[Stored records]
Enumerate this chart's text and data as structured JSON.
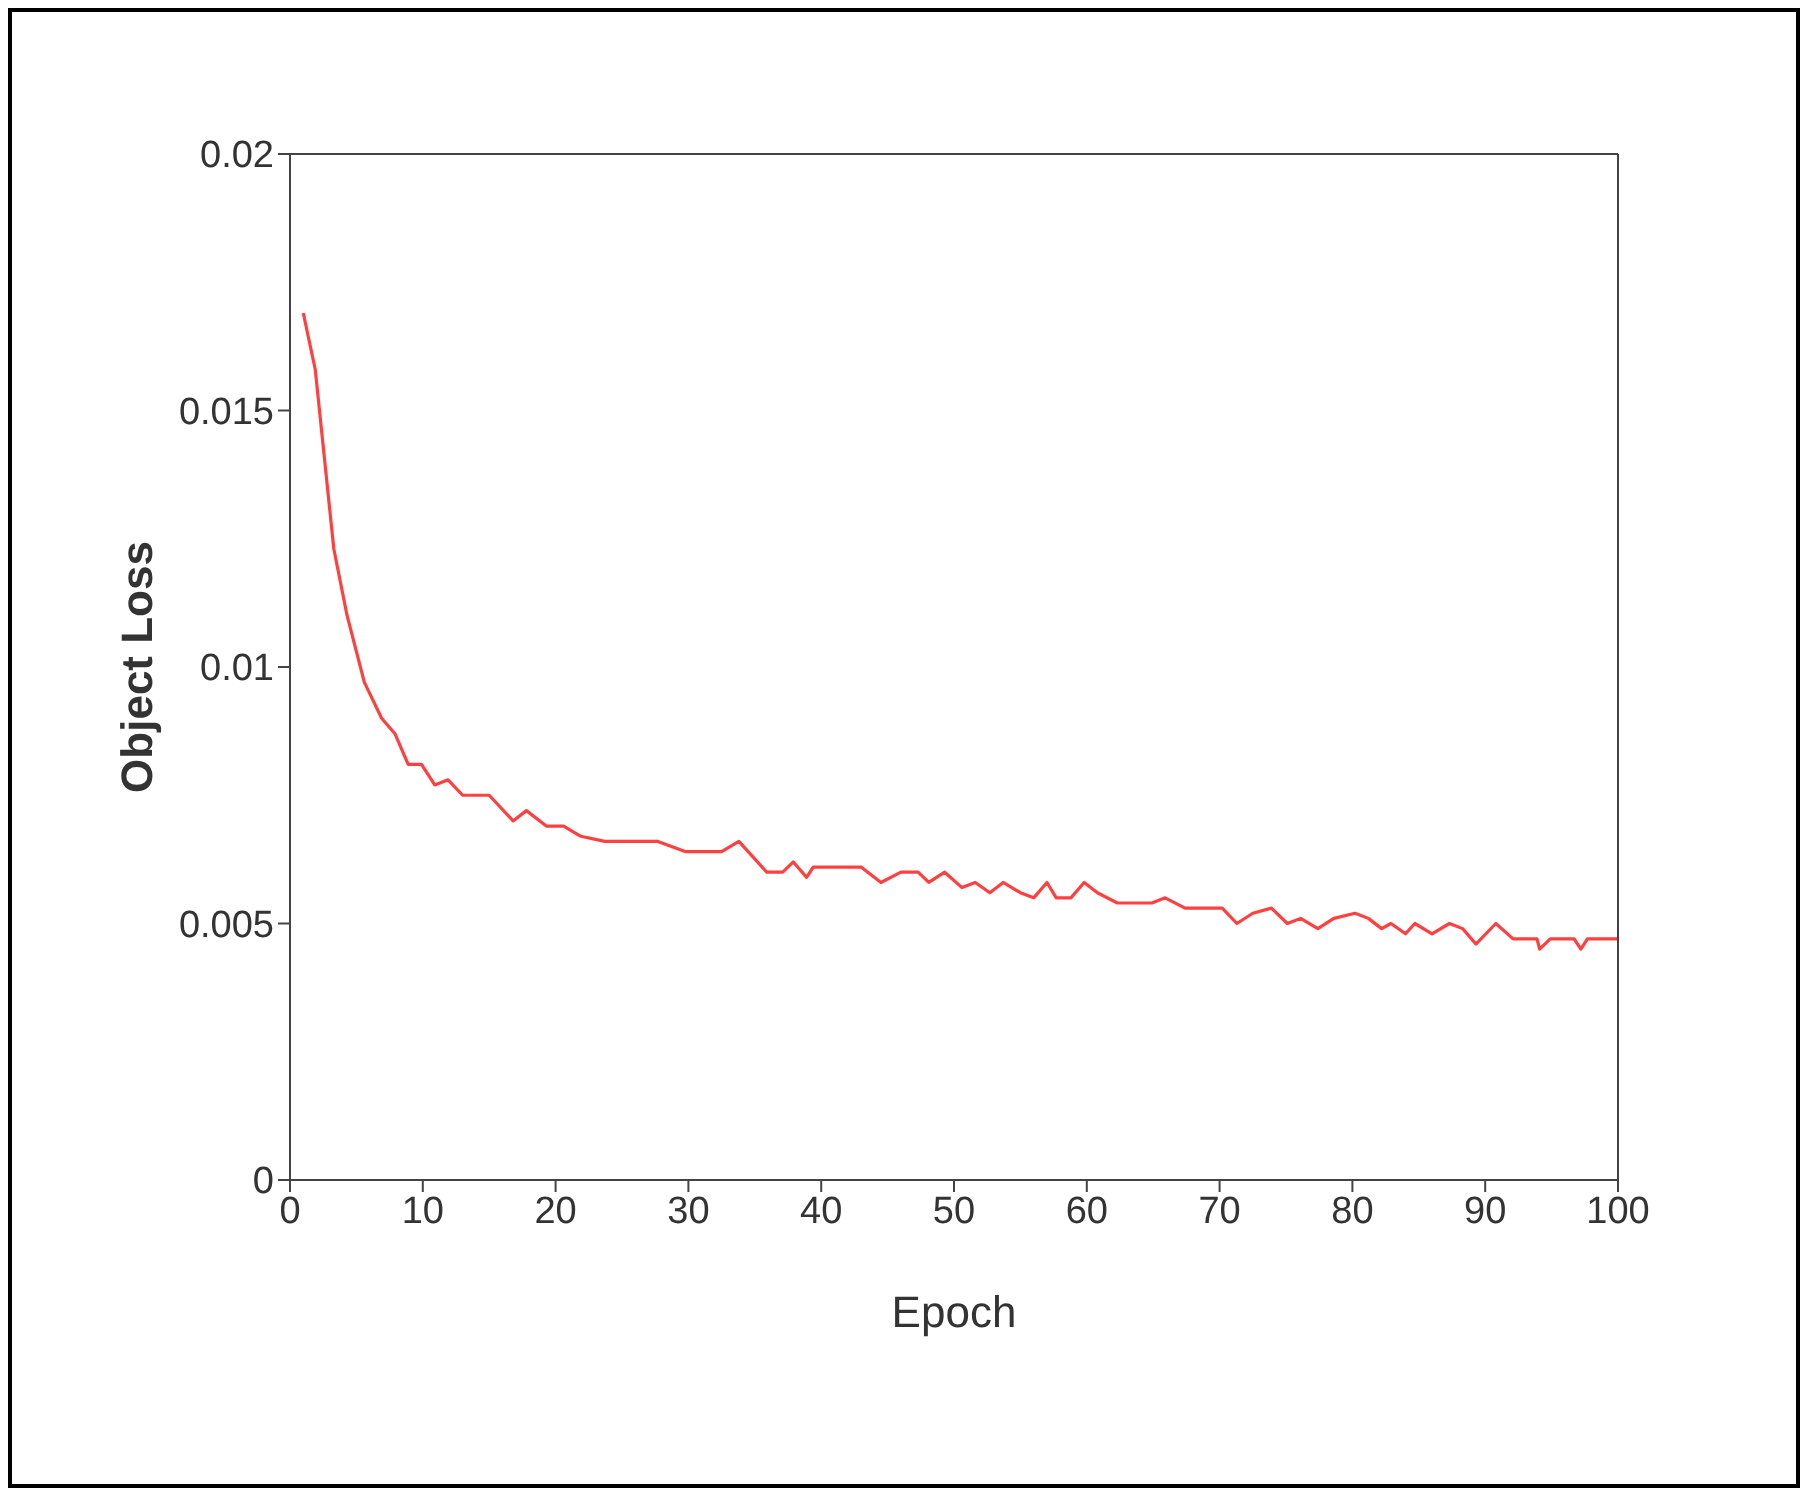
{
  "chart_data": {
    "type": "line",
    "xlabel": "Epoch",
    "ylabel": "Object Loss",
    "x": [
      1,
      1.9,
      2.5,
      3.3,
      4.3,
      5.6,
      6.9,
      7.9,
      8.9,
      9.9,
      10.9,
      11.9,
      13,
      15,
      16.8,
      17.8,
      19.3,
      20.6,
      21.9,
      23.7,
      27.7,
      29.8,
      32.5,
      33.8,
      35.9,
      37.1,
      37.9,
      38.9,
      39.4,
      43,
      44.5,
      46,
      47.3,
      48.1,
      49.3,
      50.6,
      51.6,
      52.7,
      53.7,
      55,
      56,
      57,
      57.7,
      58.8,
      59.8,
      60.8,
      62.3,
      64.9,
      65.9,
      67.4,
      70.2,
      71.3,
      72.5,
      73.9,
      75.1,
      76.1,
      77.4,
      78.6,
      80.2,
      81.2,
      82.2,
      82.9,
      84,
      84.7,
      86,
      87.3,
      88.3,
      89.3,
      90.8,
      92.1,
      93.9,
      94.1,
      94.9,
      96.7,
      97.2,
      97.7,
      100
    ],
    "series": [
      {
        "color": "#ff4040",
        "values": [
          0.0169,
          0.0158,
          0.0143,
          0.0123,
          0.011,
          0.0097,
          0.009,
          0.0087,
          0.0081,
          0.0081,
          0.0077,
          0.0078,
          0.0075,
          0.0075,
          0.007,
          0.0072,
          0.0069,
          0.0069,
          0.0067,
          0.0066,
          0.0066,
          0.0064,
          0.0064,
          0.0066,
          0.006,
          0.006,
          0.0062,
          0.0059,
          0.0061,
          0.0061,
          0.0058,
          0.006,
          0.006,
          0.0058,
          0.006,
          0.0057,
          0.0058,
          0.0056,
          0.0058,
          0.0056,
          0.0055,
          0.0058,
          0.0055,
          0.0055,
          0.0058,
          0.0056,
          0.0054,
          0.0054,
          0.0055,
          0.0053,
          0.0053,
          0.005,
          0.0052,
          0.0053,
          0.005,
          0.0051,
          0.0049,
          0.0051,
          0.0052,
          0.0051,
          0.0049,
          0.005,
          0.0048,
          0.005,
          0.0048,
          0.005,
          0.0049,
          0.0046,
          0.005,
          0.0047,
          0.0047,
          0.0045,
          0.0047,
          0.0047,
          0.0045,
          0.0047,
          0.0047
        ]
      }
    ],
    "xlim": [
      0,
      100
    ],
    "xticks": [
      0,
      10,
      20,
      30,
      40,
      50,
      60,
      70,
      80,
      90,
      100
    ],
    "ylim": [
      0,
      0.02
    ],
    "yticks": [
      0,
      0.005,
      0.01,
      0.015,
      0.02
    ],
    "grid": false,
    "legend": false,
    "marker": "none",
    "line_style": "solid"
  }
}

> [Short problem] Omit every image. Quote each record exactly.

> [Solution]
Enumerate this chart's text and data as structured JSON.
{
  "chart_data": {
    "type": "line",
    "xlabel": "Epoch",
    "ylabel": "Object Loss",
    "x": [
      1,
      1.9,
      2.5,
      3.3,
      4.3,
      5.6,
      6.9,
      7.9,
      8.9,
      9.9,
      10.9,
      11.9,
      13,
      15,
      16.8,
      17.8,
      19.3,
      20.6,
      21.9,
      23.7,
      27.7,
      29.8,
      32.5,
      33.8,
      35.9,
      37.1,
      37.9,
      38.9,
      39.4,
      43,
      44.5,
      46,
      47.3,
      48.1,
      49.3,
      50.6,
      51.6,
      52.7,
      53.7,
      55,
      56,
      57,
      57.7,
      58.8,
      59.8,
      60.8,
      62.3,
      64.9,
      65.9,
      67.4,
      70.2,
      71.3,
      72.5,
      73.9,
      75.1,
      76.1,
      77.4,
      78.6,
      80.2,
      81.2,
      82.2,
      82.9,
      84,
      84.7,
      86,
      87.3,
      88.3,
      89.3,
      90.8,
      92.1,
      93.9,
      94.1,
      94.9,
      96.7,
      97.2,
      97.7,
      100
    ],
    "series": [
      {
        "color": "#ff4040",
        "values": [
          0.0169,
          0.0158,
          0.0143,
          0.0123,
          0.011,
          0.0097,
          0.009,
          0.0087,
          0.0081,
          0.0081,
          0.0077,
          0.0078,
          0.0075,
          0.0075,
          0.007,
          0.0072,
          0.0069,
          0.0069,
          0.0067,
          0.0066,
          0.0066,
          0.0064,
          0.0064,
          0.0066,
          0.006,
          0.006,
          0.0062,
          0.0059,
          0.0061,
          0.0061,
          0.0058,
          0.006,
          0.006,
          0.0058,
          0.006,
          0.0057,
          0.0058,
          0.0056,
          0.0058,
          0.0056,
          0.0055,
          0.0058,
          0.0055,
          0.0055,
          0.0058,
          0.0056,
          0.0054,
          0.0054,
          0.0055,
          0.0053,
          0.0053,
          0.005,
          0.0052,
          0.0053,
          0.005,
          0.0051,
          0.0049,
          0.0051,
          0.0052,
          0.0051,
          0.0049,
          0.005,
          0.0048,
          0.005,
          0.0048,
          0.005,
          0.0049,
          0.0046,
          0.005,
          0.0047,
          0.0047,
          0.0045,
          0.0047,
          0.0047,
          0.0045,
          0.0047,
          0.0047
        ]
      }
    ],
    "xlim": [
      0,
      100
    ],
    "xticks": [
      0,
      10,
      20,
      30,
      40,
      50,
      60,
      70,
      80,
      90,
      100
    ],
    "ylim": [
      0,
      0.02
    ],
    "yticks": [
      0,
      0.005,
      0.01,
      0.015,
      0.02
    ],
    "grid": false,
    "legend": false,
    "marker": "none",
    "line_style": "solid"
  }
}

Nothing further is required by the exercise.